----- DATASET EXTRACT -----

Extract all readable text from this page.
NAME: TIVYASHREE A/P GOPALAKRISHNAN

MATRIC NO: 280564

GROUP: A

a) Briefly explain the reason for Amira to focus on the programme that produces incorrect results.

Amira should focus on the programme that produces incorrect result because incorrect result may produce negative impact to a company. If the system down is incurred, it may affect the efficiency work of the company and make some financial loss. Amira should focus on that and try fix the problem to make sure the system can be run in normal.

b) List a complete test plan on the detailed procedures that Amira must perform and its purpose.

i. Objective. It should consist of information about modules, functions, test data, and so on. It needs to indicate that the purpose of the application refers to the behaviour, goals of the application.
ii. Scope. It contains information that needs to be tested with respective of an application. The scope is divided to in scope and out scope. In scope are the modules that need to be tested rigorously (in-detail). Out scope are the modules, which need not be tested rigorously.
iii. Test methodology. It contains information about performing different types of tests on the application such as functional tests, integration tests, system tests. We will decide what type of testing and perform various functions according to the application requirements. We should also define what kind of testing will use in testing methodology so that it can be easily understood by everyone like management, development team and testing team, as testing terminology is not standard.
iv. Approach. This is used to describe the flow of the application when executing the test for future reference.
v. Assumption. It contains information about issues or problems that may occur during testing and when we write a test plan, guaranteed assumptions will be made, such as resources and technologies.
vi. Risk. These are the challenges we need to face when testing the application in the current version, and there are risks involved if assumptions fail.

-----

### EXERCISE TASK
Go through the records and show every line with the string "will" in it.

### WRITTEN SOLUTION
iii. Test methodology. It contains information about performing different types of tests on the application such as functional tests, integration tests, system tests. We will decide what type of testing and perform various functions according to the application requirements. We should also define what kind of testing will use in testing methodology so that it can be easily understood by everyone like management, development team and testing team, as testing terminology is not standard.
v. Assumption. It contains information about issues or problems that may occur during testing and when we write a test plan, guaranteed assumptions will be made, such as resources and technologies.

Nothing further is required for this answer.